### DATA SUPPLIED
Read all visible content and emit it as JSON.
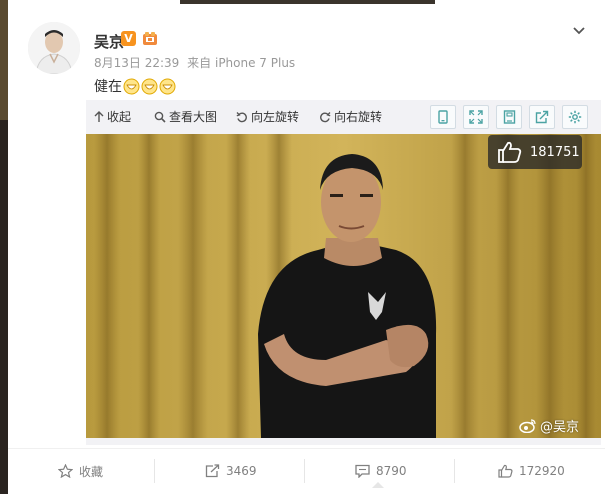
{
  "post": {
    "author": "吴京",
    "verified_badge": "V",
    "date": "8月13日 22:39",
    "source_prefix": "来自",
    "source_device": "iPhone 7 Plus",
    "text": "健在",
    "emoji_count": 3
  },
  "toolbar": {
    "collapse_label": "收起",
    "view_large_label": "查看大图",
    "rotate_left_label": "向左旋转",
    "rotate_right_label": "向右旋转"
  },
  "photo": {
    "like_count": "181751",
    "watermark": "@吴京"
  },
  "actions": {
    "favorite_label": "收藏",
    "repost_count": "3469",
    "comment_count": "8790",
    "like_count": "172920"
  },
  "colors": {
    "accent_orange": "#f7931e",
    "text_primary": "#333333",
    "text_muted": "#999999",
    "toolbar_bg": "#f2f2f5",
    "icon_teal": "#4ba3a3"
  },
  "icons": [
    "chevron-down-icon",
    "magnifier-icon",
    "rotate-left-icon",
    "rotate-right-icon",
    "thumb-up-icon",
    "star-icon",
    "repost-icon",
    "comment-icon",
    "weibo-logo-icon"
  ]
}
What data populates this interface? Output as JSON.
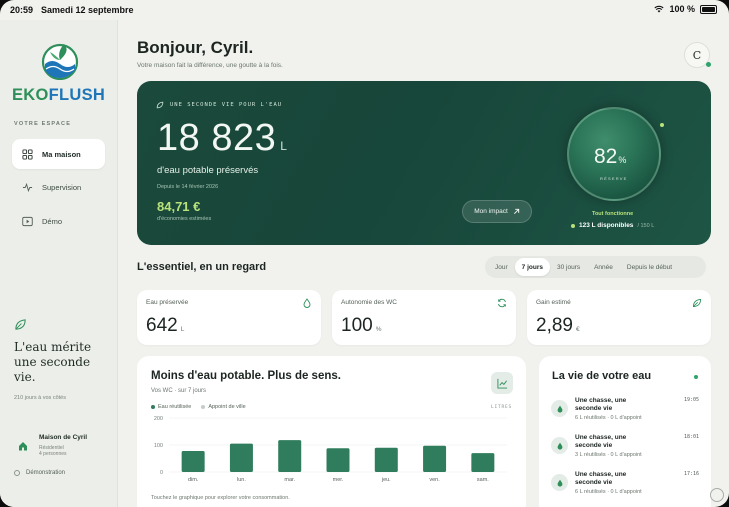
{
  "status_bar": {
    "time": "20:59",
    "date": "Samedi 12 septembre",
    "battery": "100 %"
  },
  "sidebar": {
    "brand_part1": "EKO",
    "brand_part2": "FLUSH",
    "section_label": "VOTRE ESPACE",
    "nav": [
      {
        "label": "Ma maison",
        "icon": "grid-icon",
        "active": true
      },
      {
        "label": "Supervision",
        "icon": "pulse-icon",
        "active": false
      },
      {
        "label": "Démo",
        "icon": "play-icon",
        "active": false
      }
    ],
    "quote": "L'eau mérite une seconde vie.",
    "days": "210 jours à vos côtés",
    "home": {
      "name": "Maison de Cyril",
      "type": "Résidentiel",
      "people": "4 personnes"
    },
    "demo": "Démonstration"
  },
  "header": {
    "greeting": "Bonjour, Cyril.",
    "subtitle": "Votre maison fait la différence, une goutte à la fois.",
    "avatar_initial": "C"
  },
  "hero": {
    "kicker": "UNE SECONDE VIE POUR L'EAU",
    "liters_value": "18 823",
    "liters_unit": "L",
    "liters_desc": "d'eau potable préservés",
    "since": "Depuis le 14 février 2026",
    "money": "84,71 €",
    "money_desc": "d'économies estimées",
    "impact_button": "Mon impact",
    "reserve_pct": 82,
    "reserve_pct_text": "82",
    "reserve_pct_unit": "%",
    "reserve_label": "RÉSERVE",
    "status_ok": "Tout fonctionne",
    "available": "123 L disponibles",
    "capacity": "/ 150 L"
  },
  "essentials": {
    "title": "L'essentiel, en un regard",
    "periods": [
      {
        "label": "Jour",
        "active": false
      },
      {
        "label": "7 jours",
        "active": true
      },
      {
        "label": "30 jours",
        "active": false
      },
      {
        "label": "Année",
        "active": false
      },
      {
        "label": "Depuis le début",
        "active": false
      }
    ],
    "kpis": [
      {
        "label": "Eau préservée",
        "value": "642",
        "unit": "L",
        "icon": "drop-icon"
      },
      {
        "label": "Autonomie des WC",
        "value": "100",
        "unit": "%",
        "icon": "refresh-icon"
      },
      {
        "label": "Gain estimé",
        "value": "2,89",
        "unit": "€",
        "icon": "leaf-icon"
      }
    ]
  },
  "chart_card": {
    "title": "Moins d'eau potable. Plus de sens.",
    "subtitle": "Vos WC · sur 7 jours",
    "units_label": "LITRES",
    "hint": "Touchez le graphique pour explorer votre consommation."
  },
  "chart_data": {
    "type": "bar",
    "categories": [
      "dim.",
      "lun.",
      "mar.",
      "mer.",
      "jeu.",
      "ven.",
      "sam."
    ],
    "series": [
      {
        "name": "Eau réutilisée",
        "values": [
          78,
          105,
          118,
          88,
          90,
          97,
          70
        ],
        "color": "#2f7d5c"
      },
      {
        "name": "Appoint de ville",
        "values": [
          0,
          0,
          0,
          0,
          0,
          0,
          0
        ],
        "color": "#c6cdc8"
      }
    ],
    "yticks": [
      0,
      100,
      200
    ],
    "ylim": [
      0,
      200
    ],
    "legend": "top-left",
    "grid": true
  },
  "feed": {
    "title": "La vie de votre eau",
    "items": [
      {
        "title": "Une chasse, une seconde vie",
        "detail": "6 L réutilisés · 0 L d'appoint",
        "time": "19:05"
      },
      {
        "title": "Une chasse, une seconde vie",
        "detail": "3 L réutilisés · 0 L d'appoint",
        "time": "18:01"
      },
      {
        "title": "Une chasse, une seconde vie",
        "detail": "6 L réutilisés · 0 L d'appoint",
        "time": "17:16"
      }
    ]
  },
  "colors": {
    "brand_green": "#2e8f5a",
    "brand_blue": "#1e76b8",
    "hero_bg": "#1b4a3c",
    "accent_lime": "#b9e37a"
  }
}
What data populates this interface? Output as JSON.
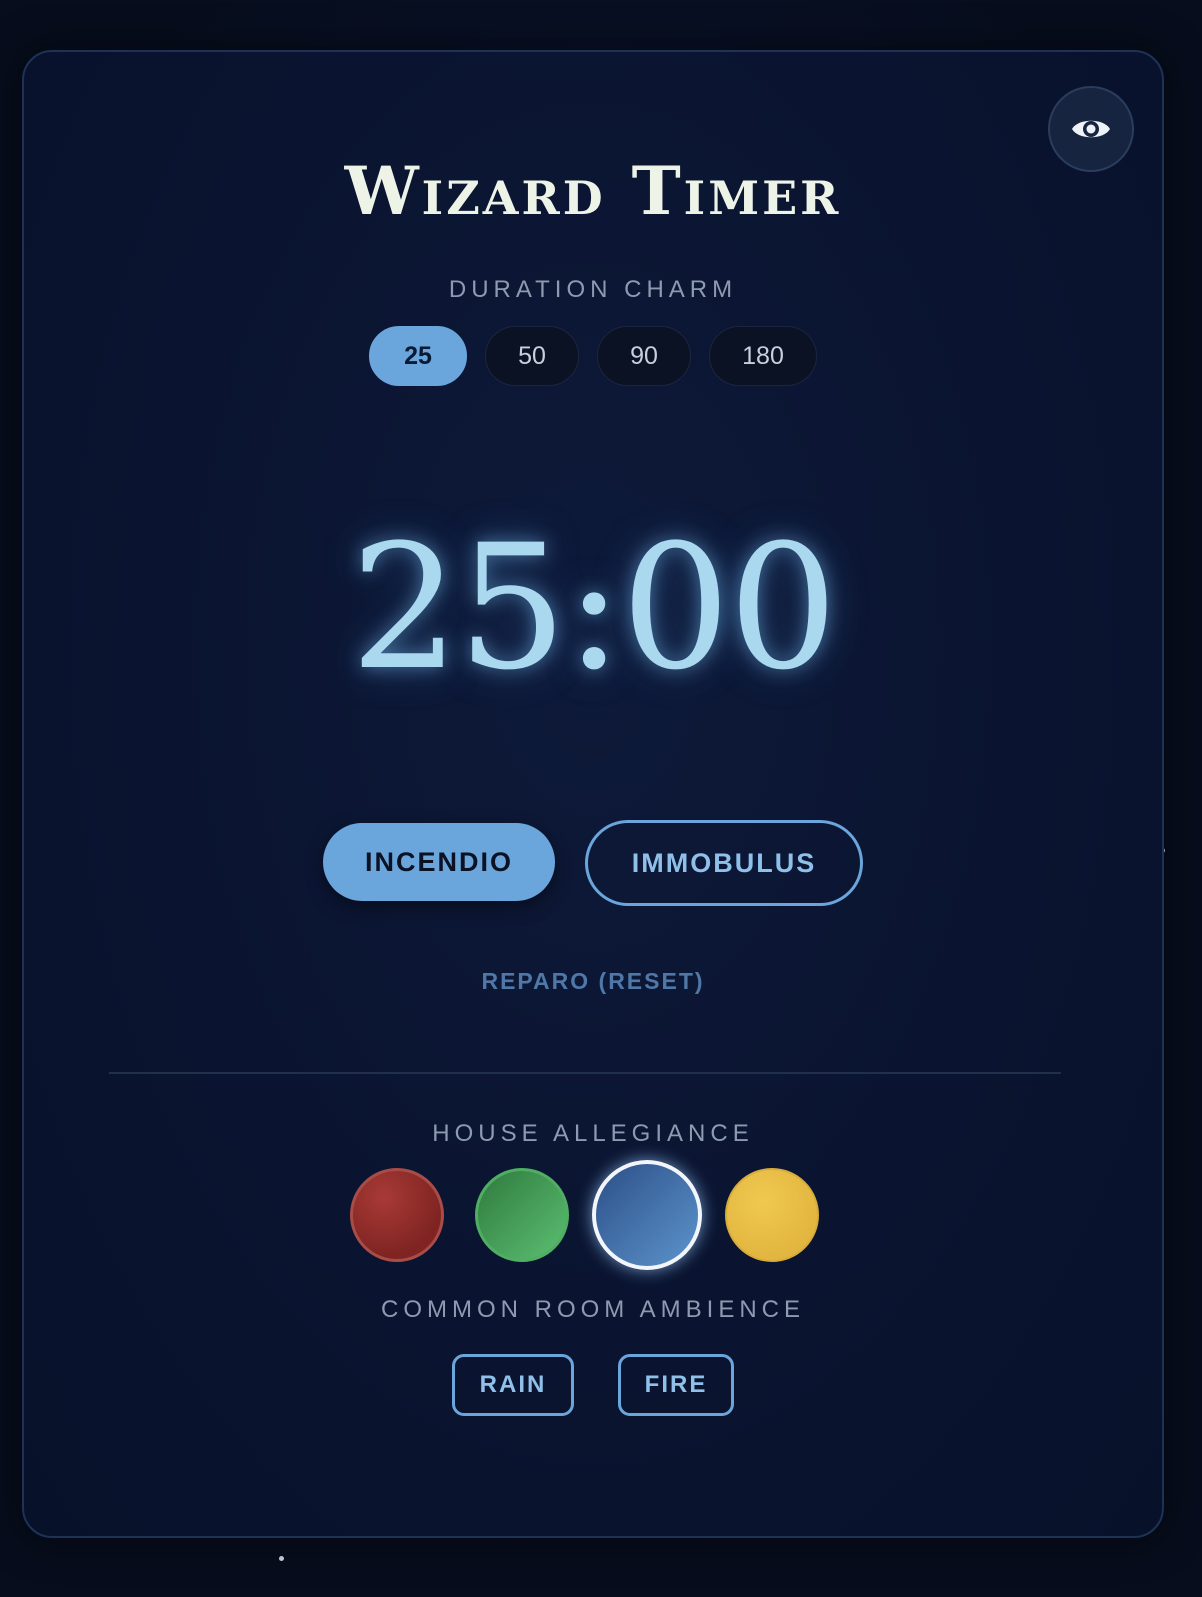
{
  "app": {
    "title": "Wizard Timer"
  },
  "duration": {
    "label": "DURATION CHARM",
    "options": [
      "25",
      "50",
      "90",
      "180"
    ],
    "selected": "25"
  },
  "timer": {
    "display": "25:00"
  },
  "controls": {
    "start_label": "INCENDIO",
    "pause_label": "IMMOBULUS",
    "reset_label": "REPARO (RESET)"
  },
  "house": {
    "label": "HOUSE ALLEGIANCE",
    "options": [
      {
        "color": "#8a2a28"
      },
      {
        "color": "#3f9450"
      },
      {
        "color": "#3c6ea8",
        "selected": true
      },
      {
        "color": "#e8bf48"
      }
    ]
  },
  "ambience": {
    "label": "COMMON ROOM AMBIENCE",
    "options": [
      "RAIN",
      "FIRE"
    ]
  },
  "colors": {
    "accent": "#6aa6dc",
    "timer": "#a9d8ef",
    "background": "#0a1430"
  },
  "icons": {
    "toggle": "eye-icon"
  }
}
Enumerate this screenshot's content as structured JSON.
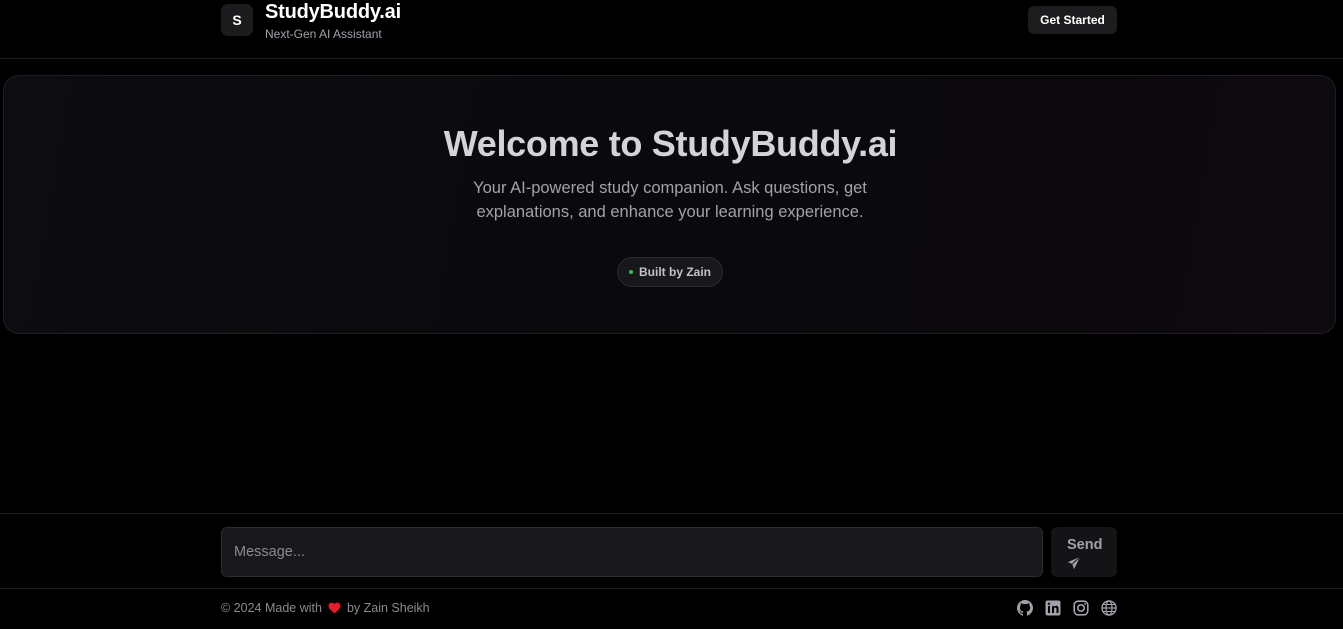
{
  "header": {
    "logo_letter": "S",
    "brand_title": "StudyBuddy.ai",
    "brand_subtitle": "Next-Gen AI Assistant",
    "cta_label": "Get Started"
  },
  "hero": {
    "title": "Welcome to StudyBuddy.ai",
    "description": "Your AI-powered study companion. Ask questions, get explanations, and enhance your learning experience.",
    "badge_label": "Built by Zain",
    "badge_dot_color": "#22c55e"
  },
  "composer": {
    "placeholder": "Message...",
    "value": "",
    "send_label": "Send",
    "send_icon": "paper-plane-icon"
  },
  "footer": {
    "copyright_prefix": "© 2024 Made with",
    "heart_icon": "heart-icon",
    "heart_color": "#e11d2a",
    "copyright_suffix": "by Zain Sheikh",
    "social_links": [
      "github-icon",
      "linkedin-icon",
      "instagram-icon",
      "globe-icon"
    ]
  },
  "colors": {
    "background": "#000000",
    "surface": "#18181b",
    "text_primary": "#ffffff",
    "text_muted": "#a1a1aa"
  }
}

### TASK OBJECTIVE
Every line is to be duplicated exactly, though pictures stay out.

### TASK RESPONSE
Read all visible content and emit it as JSON.
{
  "post": {
    "author": "吴京",
    "verified_badge": "V",
    "date": "8月13日 22:39",
    "source_prefix": "来自",
    "source_device": "iPhone 7 Plus",
    "text": "健在",
    "emoji_count": 3
  },
  "toolbar": {
    "collapse_label": "收起",
    "view_large_label": "查看大图",
    "rotate_left_label": "向左旋转",
    "rotate_right_label": "向右旋转"
  },
  "photo": {
    "like_count": "181751",
    "watermark": "@吴京"
  },
  "actions": {
    "favorite_label": "收藏",
    "repost_count": "3469",
    "comment_count": "8790",
    "like_count": "172920"
  },
  "colors": {
    "accent_orange": "#f7931e",
    "text_primary": "#333333",
    "text_muted": "#999999",
    "toolbar_bg": "#f2f2f5",
    "icon_teal": "#4ba3a3"
  },
  "icons": [
    "chevron-down-icon",
    "magnifier-icon",
    "rotate-left-icon",
    "rotate-right-icon",
    "thumb-up-icon",
    "star-icon",
    "repost-icon",
    "comment-icon",
    "weibo-logo-icon"
  ]
}
What data populates this interface? Output as JSON.
{
  "status_bar": {
    "time": "20:59",
    "date": "Samedi 12 septembre",
    "battery": "100 %"
  },
  "sidebar": {
    "brand_part1": "EKO",
    "brand_part2": "FLUSH",
    "section_label": "VOTRE ESPACE",
    "nav": [
      {
        "label": "Ma maison",
        "icon": "grid-icon",
        "active": true
      },
      {
        "label": "Supervision",
        "icon": "pulse-icon",
        "active": false
      },
      {
        "label": "Démo",
        "icon": "play-icon",
        "active": false
      }
    ],
    "quote": "L'eau mérite une seconde vie.",
    "days": "210 jours à vos côtés",
    "home": {
      "name": "Maison de Cyril",
      "type": "Résidentiel",
      "people": "4 personnes"
    },
    "demo": "Démonstration"
  },
  "header": {
    "greeting": "Bonjour, Cyril.",
    "subtitle": "Votre maison fait la différence, une goutte à la fois.",
    "avatar_initial": "C"
  },
  "hero": {
    "kicker": "UNE SECONDE VIE POUR L'EAU",
    "liters_value": "18 823",
    "liters_unit": "L",
    "liters_desc": "d'eau potable préservés",
    "since": "Depuis le 14 février 2026",
    "money": "84,71 €",
    "money_desc": "d'économies estimées",
    "impact_button": "Mon impact",
    "reserve_pct": 82,
    "reserve_pct_text": "82",
    "reserve_pct_unit": "%",
    "reserve_label": "RÉSERVE",
    "status_ok": "Tout fonctionne",
    "available": "123 L disponibles",
    "capacity": "/ 150 L"
  },
  "essentials": {
    "title": "L'essentiel, en un regard",
    "periods": [
      {
        "label": "Jour",
        "active": false
      },
      {
        "label": "7 jours",
        "active": true
      },
      {
        "label": "30 jours",
        "active": false
      },
      {
        "label": "Année",
        "active": false
      },
      {
        "label": "Depuis le début",
        "active": false
      }
    ],
    "kpis": [
      {
        "label": "Eau préservée",
        "value": "642",
        "unit": "L",
        "icon": "drop-icon"
      },
      {
        "label": "Autonomie des WC",
        "value": "100",
        "unit": "%",
        "icon": "refresh-icon"
      },
      {
        "label": "Gain estimé",
        "value": "2,89",
        "unit": "€",
        "icon": "leaf-icon"
      }
    ]
  },
  "chart_card": {
    "title": "Moins d'eau potable. Plus de sens.",
    "subtitle": "Vos WC · sur 7 jours",
    "units_label": "LITRES",
    "hint": "Touchez le graphique pour explorer votre consommation."
  },
  "chart_data": {
    "type": "bar",
    "categories": [
      "dim.",
      "lun.",
      "mar.",
      "mer.",
      "jeu.",
      "ven.",
      "sam."
    ],
    "series": [
      {
        "name": "Eau réutilisée",
        "values": [
          78,
          105,
          118,
          88,
          90,
          97,
          70
        ],
        "color": "#2f7d5c"
      },
      {
        "name": "Appoint de ville",
        "values": [
          0,
          0,
          0,
          0,
          0,
          0,
          0
        ],
        "color": "#c6cdc8"
      }
    ],
    "yticks": [
      0,
      100,
      200
    ],
    "ylim": [
      0,
      200
    ],
    "legend": "top-left",
    "grid": true
  },
  "feed": {
    "title": "La vie de votre eau",
    "items": [
      {
        "title": "Une chasse, une seconde vie",
        "detail": "6 L réutilisés · 0 L d'appoint",
        "time": "19:05"
      },
      {
        "title": "Une chasse, une seconde vie",
        "detail": "3 L réutilisés · 0 L d'appoint",
        "time": "18:01"
      },
      {
        "title": "Une chasse, une seconde vie",
        "detail": "6 L réutilisés · 0 L d'appoint",
        "time": "17:16"
      }
    ]
  },
  "colors": {
    "brand_green": "#2e8f5a",
    "brand_blue": "#1e76b8",
    "hero_bg": "#1b4a3c",
    "accent_lime": "#b9e37a"
  }
}
What data populates this interface? Output as JSON.
{
  "app": {
    "title": "Wizard Timer"
  },
  "duration": {
    "label": "DURATION CHARM",
    "options": [
      "25",
      "50",
      "90",
      "180"
    ],
    "selected": "25"
  },
  "timer": {
    "display": "25:00"
  },
  "controls": {
    "start_label": "INCENDIO",
    "pause_label": "IMMOBULUS",
    "reset_label": "REPARO (RESET)"
  },
  "house": {
    "label": "HOUSE ALLEGIANCE",
    "options": [
      {
        "color": "#8a2a28"
      },
      {
        "color": "#3f9450"
      },
      {
        "color": "#3c6ea8",
        "selected": true
      },
      {
        "color": "#e8bf48"
      }
    ]
  },
  "ambience": {
    "label": "COMMON ROOM AMBIENCE",
    "options": [
      "RAIN",
      "FIRE"
    ]
  },
  "colors": {
    "accent": "#6aa6dc",
    "timer": "#a9d8ef",
    "background": "#0a1430"
  },
  "icons": {
    "toggle": "eye-icon"
  }
}
Enumerate this screenshot's content as structured JSON.
{
  "header": {
    "logo_letter": "S",
    "brand_title": "StudyBuddy.ai",
    "brand_subtitle": "Next-Gen AI Assistant",
    "cta_label": "Get Started"
  },
  "hero": {
    "title": "Welcome to StudyBuddy.ai",
    "description": "Your AI-powered study companion. Ask questions, get explanations, and enhance your learning experience.",
    "badge_label": "Built by Zain",
    "badge_dot_color": "#22c55e"
  },
  "composer": {
    "placeholder": "Message...",
    "value": "",
    "send_label": "Send",
    "send_icon": "paper-plane-icon"
  },
  "footer": {
    "copyright_prefix": "© 2024 Made with",
    "heart_icon": "heart-icon",
    "heart_color": "#e11d2a",
    "copyright_suffix": "by Zain Sheikh",
    "social_links": [
      "github-icon",
      "linkedin-icon",
      "instagram-icon",
      "globe-icon"
    ]
  },
  "colors": {
    "background": "#000000",
    "surface": "#18181b",
    "text_primary": "#ffffff",
    "text_muted": "#a1a1aa"
  }
}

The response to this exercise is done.